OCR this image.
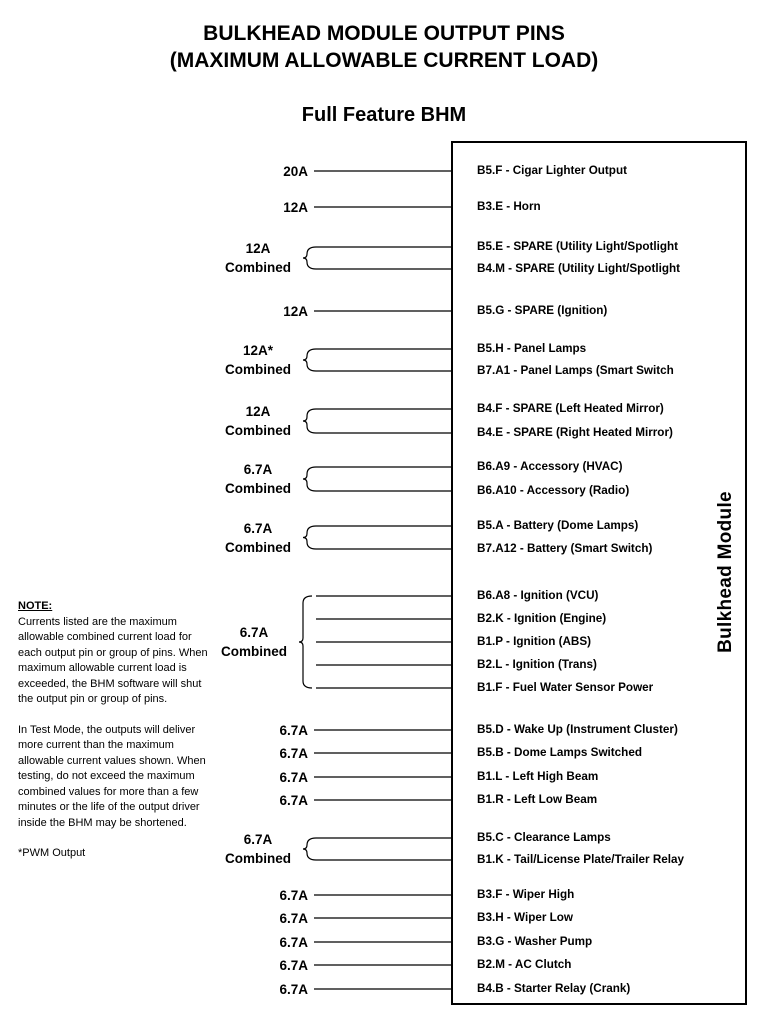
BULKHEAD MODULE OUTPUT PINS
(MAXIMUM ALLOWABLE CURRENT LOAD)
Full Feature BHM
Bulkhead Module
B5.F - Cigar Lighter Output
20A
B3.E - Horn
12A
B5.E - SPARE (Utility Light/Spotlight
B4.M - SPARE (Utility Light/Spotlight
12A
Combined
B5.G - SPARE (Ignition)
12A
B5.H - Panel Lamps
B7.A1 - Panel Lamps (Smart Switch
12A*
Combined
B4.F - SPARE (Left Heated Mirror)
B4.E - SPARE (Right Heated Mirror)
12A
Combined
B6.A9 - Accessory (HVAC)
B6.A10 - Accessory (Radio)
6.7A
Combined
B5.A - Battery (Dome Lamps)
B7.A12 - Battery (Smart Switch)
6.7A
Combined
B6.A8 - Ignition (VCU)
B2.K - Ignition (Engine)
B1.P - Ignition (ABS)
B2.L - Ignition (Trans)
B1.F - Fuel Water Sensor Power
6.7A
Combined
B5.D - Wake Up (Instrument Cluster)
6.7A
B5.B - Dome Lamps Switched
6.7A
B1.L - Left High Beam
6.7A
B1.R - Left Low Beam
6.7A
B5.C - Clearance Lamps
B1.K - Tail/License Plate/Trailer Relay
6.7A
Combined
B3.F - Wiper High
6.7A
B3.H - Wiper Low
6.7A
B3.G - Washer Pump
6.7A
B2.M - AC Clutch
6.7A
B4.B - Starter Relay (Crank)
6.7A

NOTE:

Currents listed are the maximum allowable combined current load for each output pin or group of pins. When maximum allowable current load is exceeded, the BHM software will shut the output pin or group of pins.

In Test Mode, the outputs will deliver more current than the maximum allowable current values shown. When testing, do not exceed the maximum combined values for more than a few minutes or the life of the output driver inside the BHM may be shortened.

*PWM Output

Aim of the exercise.
Copy the entries above faithfully and omit every image.

Complete response.
OCR this image.
BULKHEAD MODULE OUTPUT PINS
(MAXIMUM ALLOWABLE CURRENT LOAD)
Full Feature BHM
Bulkhead Module
B5.F - Cigar Lighter Output
20A
B3.E - Horn
12A
B5.E - SPARE (Utility Light/Spotlight
B4.M - SPARE (Utility Light/Spotlight
12A
Combined
B5.G - SPARE (Ignition)
12A
B5.H - Panel Lamps
B7.A1 - Panel Lamps (Smart Switch
12A*
Combined
B4.F - SPARE (Left Heated Mirror)
B4.E - SPARE (Right Heated Mirror)
12A
Combined
B6.A9 - Accessory (HVAC)
B6.A10 - Accessory (Radio)
6.7A
Combined
B5.A - Battery (Dome Lamps)
B7.A12 - Battery (Smart Switch)
6.7A
Combined
B6.A8 - Ignition (VCU)
B2.K - Ignition (Engine)
B1.P - Ignition (ABS)
B2.L - Ignition (Trans)
B1.F - Fuel Water Sensor Power
6.7A
Combined
B5.D - Wake Up (Instrument Cluster)
6.7A
B5.B - Dome Lamps Switched
6.7A
B1.L - Left High Beam
6.7A
B1.R - Left Low Beam
6.7A
B5.C - Clearance Lamps
B1.K - Tail/License Plate/Trailer Relay
6.7A
Combined
B3.F - Wiper High
6.7A
B3.H - Wiper Low
6.7A
B3.G - Washer Pump
6.7A
B2.M - AC Clutch
6.7A
B4.B - Starter Relay (Crank)
6.7A

NOTE:

Currents listed are the maximum allowable combined current load for each output pin or group of pins. When maximum allowable current load is exceeded, the BHM software will shut the output pin or group of pins.

In Test Mode, the outputs will deliver more current than the maximum allowable current values shown. When testing, do not exceed the maximum combined values for more than a few minutes or the life of the output driver inside the BHM may be shortened.

*PWM Output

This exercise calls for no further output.